**Given instruction:** Transcribe the whole listing without a single picture.

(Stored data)
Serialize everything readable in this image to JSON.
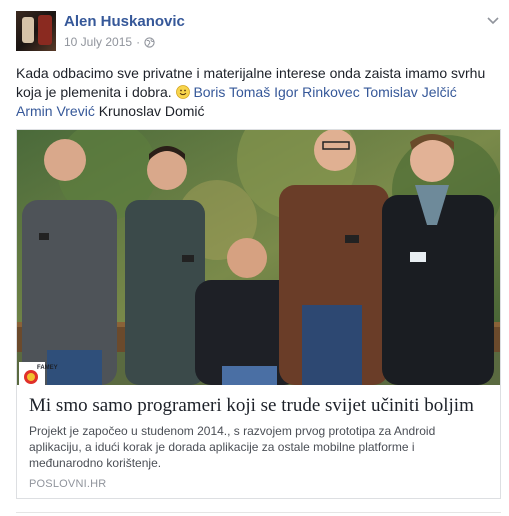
{
  "post": {
    "author": "Alen Huskanovic",
    "date": "10 July 2015",
    "separator": "·",
    "privacy_icon": "globe-icon",
    "options_icon": "chevron-down-icon",
    "text": "Kada odbacimo sve privatne i materijalne interese onda zaista imamo svrhu koja je plemenita i dobra.",
    "emoji": "smile-emoji-icon",
    "tags": [
      "Boris Tomaš",
      "Igor Rinkovec",
      "Tomislav Jelčić",
      "Armin Vrević"
    ],
    "plain_name": "Krunoslav Domić"
  },
  "link_card": {
    "title": "Mi smo samo programeri koji se trude svijet učiniti boljim",
    "description": "Projekt je započeo u studenom 2014., s razvojem prvog prototipa za Android aplikaciju, a idući korak je dorada aplikacije za ostale mobilne platforme i međunarodno korištenje.",
    "source": "POSLOVNI.HR",
    "logo_text": "FAMEY"
  },
  "colors": {
    "link": "#365899",
    "text": "#1d2129",
    "meta": "#90949c"
  }
}
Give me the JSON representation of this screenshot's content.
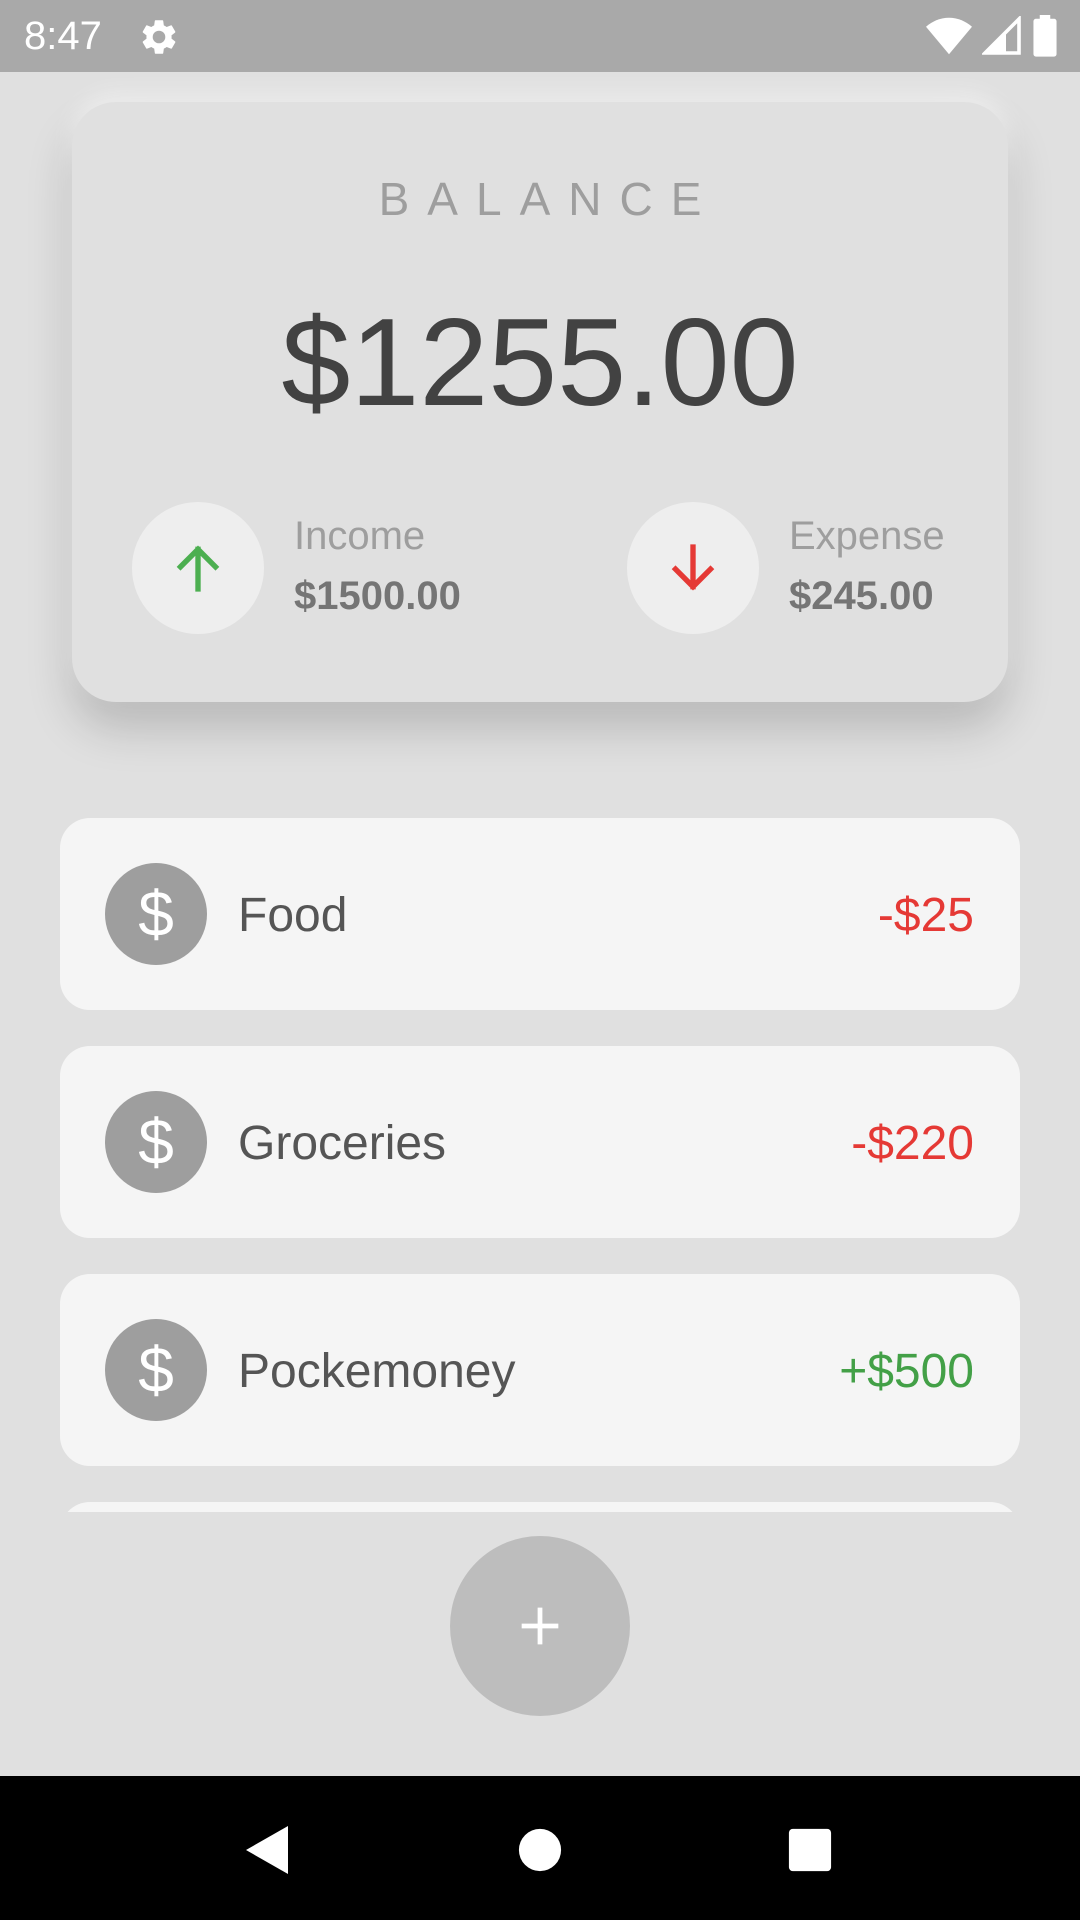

**Answer below:**
Serialize everything readable in this image to JSON.
{
  "post": {
    "author": "Alen Huskanovic",
    "date": "10 July 2015",
    "separator": "·",
    "privacy_icon": "globe-icon",
    "options_icon": "chevron-down-icon",
    "text": "Kada odbacimo sve privatne i materijalne interese onda zaista imamo svrhu koja je plemenita i dobra.",
    "emoji": "smile-emoji-icon",
    "tags": [
      "Boris Tomaš",
      "Igor Rinkovec",
      "Tomislav Jelčić",
      "Armin Vrević"
    ],
    "plain_name": "Krunoslav Domić"
  },
  "link_card": {
    "title": "Mi smo samo programeri koji se trude svijet učiniti boljim",
    "description": "Projekt je započeo u studenom 2014., s razvojem prvog prototipa za Android aplikaciju, a idući korak je dorada aplikacije za ostale mobilne platforme i međunarodno korištenje.",
    "source": "POSLOVNI.HR",
    "logo_text": "FAMEY"
  },
  "colors": {
    "link": "#365899",
    "text": "#1d2129",
    "meta": "#90949c"
  }
}
Give me the JSON representation of this screenshot's content.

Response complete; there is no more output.